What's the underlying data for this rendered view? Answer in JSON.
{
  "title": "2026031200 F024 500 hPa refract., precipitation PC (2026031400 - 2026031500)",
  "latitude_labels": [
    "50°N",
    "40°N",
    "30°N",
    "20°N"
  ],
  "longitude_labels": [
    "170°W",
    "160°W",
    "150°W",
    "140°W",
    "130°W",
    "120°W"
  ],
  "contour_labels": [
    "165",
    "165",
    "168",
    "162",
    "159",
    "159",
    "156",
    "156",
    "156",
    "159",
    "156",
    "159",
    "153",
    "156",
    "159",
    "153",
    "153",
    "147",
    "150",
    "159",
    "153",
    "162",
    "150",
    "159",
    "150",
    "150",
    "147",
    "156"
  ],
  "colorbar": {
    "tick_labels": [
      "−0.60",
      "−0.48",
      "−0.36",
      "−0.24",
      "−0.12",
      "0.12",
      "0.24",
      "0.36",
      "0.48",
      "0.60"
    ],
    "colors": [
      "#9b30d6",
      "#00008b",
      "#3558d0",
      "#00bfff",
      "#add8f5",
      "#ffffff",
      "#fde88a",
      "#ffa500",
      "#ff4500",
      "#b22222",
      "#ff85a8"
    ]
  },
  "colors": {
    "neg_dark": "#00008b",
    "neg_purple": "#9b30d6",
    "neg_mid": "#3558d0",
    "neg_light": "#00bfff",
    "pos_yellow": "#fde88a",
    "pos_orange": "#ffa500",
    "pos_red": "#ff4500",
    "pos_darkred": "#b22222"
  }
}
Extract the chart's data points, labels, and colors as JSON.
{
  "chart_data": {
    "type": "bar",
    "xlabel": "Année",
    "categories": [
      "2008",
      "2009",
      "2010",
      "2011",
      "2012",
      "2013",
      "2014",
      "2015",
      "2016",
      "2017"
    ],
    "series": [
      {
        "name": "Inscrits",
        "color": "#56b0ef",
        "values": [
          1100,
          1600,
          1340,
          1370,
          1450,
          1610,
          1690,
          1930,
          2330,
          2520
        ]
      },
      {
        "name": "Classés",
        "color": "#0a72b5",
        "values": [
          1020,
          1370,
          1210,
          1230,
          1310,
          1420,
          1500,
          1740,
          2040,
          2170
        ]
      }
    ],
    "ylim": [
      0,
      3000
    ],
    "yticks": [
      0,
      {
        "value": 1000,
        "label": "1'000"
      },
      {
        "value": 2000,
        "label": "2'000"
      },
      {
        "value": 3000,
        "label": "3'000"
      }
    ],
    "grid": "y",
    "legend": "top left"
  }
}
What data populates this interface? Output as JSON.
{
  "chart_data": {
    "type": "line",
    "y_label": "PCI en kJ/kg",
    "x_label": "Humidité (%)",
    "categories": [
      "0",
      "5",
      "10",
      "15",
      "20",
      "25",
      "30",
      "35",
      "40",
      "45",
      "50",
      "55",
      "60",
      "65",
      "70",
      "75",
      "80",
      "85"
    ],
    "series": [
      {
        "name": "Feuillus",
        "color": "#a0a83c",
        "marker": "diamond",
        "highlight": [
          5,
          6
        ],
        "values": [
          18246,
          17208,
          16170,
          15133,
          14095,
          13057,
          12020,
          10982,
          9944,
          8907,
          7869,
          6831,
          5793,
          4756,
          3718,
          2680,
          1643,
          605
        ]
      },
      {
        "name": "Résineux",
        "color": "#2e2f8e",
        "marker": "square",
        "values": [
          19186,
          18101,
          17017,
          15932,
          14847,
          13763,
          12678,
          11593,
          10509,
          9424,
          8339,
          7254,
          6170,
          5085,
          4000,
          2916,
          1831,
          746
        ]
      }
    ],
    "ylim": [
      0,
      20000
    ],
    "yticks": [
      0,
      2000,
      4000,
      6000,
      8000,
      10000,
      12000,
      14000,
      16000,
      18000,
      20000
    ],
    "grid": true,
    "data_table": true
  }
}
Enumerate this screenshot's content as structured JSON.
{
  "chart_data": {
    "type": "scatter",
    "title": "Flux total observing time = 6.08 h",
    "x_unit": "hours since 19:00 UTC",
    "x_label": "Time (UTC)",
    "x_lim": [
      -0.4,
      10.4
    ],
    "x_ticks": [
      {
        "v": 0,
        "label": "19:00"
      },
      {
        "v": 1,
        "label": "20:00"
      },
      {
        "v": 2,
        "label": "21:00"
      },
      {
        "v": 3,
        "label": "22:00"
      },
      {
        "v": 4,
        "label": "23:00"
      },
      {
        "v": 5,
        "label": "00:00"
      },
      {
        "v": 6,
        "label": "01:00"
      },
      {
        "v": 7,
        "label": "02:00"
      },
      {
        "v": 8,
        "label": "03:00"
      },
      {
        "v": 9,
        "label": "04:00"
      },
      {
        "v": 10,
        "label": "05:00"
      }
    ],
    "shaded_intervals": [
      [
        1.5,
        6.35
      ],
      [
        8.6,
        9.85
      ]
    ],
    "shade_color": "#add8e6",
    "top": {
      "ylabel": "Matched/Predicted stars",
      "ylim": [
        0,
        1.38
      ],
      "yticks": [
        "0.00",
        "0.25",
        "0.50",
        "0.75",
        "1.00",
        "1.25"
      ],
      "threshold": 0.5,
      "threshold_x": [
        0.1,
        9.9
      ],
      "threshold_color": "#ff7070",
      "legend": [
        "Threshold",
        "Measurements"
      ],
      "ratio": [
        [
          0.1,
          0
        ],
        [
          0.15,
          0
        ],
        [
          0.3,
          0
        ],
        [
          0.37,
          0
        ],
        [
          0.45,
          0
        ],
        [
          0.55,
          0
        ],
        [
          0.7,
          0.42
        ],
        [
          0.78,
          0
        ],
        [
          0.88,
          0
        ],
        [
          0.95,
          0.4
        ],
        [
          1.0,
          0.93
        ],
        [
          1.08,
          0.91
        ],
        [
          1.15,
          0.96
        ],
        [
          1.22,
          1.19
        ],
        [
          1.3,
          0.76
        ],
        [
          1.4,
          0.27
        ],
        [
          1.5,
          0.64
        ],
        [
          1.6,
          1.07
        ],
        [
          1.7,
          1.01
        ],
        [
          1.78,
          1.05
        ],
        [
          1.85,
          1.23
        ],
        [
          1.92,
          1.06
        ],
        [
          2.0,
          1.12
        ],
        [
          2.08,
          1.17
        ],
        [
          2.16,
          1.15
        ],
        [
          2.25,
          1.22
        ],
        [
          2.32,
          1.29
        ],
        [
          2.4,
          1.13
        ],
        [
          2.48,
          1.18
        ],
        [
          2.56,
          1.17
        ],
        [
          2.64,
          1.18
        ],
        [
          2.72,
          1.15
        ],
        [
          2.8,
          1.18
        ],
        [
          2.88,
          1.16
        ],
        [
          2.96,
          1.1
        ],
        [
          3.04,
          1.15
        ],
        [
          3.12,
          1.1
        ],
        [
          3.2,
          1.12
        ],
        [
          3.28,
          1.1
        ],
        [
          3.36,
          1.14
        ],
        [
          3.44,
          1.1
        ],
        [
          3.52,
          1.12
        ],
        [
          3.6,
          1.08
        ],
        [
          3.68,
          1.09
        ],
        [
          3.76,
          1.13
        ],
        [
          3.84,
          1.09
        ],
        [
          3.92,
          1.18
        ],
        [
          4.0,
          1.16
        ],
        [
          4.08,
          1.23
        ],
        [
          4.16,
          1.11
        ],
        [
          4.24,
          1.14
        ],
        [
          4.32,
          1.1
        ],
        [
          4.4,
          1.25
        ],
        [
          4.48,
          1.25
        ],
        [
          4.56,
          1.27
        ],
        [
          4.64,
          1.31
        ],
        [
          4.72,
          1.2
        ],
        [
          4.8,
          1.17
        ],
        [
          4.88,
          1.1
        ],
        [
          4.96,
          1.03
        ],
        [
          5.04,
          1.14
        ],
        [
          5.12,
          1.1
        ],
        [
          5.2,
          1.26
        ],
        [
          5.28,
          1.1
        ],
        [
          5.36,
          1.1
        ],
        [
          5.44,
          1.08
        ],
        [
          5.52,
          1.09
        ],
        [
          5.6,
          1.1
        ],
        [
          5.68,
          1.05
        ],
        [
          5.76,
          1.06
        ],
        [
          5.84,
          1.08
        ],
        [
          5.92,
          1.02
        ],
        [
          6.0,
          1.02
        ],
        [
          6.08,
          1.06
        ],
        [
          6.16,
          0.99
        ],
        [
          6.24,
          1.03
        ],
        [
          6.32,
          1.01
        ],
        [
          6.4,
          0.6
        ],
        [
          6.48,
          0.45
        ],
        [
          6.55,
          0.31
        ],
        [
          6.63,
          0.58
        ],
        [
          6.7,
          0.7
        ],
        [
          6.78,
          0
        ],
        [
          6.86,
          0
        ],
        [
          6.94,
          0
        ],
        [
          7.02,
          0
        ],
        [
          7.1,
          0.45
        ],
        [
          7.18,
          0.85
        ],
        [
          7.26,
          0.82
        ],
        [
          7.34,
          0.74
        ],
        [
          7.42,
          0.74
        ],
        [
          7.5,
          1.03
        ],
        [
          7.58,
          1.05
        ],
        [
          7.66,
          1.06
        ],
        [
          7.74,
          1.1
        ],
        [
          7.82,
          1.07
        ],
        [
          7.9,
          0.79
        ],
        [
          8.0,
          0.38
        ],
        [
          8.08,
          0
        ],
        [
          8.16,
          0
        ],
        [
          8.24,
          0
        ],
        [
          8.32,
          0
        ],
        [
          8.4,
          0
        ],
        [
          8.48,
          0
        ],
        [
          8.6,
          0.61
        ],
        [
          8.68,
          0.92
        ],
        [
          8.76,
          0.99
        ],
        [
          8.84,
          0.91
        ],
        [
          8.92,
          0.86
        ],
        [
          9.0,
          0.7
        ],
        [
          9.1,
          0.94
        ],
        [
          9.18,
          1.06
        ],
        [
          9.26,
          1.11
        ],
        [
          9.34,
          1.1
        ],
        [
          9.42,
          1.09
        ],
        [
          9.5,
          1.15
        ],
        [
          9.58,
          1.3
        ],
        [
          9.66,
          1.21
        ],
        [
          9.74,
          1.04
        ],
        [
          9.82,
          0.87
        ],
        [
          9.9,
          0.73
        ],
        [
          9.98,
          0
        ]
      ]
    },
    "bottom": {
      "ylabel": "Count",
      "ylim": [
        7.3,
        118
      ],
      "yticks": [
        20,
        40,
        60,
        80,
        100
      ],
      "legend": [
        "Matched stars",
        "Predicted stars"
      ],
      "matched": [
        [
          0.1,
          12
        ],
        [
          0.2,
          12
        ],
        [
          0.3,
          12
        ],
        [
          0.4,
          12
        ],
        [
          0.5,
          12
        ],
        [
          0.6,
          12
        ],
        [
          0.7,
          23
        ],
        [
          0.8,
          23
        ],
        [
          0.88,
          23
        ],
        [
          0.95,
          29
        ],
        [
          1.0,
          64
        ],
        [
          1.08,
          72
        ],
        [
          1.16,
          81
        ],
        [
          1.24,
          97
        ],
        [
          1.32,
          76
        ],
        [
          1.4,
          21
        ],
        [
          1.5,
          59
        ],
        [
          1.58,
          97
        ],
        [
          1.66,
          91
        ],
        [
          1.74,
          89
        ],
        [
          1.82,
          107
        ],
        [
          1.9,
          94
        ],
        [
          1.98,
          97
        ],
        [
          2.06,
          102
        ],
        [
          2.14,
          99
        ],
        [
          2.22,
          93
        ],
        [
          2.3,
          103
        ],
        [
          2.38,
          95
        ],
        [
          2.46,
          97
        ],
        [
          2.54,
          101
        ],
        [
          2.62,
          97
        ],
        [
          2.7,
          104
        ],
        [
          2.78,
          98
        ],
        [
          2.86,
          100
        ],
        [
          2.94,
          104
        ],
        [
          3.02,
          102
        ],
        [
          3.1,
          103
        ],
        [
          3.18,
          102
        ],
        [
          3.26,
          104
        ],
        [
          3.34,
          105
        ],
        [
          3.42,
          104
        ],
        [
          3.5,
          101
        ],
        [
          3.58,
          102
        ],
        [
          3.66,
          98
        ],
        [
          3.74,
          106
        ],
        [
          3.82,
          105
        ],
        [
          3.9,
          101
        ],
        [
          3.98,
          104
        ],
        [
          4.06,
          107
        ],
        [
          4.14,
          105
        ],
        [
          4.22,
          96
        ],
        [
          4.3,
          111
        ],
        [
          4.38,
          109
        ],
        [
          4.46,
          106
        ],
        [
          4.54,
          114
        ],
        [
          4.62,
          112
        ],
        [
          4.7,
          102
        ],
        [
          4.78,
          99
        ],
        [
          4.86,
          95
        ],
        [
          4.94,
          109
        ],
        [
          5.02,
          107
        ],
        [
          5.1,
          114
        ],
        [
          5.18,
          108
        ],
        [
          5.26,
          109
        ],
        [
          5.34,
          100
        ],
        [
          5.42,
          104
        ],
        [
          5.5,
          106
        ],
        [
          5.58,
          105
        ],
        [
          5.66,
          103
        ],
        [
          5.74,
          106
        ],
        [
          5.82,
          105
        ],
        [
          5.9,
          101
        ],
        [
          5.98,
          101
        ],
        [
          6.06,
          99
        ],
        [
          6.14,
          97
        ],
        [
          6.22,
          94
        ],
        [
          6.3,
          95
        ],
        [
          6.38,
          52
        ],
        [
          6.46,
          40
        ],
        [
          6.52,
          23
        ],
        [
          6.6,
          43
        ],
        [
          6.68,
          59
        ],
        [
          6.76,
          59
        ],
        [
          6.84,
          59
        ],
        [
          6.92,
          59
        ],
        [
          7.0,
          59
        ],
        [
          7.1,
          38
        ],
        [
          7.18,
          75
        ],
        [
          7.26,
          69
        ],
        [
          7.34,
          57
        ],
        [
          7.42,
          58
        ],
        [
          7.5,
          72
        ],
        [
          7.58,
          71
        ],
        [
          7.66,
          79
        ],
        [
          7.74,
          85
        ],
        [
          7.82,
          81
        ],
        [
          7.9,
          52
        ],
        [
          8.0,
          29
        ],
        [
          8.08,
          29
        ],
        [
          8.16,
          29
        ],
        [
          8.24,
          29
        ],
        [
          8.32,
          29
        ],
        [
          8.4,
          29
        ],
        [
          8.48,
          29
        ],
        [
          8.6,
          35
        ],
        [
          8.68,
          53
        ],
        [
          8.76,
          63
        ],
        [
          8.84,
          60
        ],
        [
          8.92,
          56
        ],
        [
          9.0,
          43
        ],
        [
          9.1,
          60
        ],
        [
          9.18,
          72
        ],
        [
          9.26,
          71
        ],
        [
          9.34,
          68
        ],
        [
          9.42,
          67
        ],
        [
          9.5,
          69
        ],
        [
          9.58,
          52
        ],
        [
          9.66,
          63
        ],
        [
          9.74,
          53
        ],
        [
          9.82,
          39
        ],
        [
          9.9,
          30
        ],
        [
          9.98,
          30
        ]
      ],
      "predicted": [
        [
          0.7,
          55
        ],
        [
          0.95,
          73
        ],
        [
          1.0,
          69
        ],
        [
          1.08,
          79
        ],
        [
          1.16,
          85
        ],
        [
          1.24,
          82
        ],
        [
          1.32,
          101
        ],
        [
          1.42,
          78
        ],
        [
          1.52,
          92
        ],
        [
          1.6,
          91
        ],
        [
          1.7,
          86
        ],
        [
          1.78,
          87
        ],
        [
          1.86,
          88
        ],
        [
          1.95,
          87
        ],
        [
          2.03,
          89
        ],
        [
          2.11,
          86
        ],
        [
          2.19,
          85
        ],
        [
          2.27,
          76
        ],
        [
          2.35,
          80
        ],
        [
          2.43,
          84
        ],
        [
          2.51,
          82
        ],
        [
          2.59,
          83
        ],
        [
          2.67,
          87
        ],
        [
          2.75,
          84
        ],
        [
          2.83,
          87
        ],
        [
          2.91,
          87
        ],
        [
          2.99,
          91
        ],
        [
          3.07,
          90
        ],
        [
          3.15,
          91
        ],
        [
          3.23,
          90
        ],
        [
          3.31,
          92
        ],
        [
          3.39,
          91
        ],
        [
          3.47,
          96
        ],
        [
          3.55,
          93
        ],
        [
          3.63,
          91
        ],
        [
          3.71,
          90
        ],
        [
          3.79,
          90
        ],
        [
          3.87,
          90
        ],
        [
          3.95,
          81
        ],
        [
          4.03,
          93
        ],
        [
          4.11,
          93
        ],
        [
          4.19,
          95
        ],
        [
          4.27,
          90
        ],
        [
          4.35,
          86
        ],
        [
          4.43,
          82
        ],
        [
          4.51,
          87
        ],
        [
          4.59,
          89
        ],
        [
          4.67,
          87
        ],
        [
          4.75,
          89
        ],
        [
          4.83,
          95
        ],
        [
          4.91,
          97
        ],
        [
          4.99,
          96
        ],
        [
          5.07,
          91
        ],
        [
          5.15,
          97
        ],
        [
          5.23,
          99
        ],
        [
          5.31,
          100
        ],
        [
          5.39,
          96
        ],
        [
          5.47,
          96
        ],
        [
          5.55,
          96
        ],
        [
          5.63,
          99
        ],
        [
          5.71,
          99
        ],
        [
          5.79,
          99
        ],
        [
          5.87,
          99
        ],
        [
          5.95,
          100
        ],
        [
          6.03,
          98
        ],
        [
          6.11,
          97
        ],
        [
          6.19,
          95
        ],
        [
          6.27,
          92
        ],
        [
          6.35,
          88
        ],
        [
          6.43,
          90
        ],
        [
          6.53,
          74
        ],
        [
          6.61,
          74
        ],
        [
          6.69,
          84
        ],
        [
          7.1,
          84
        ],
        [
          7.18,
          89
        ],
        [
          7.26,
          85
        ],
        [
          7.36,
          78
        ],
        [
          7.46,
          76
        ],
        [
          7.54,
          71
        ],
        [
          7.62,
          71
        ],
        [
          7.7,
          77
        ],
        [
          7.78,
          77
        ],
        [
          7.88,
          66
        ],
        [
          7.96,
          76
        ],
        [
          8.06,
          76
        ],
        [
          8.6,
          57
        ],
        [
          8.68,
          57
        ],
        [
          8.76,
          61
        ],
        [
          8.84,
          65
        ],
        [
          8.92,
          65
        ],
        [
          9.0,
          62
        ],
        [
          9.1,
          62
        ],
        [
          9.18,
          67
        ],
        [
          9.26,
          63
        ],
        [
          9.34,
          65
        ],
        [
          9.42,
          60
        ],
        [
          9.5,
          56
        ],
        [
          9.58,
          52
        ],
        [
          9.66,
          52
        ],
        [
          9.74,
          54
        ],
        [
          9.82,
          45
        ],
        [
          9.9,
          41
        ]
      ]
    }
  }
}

• • •

▶ Required work:
Copy whichever lines in the listing above contain the word "title".

▶ Final result:
  "title": "2026031200 F024 500 hPa refract., precipitation PC (2026031400 - 2026031500)",
    "title": "Flux total observing time = 6.08 h",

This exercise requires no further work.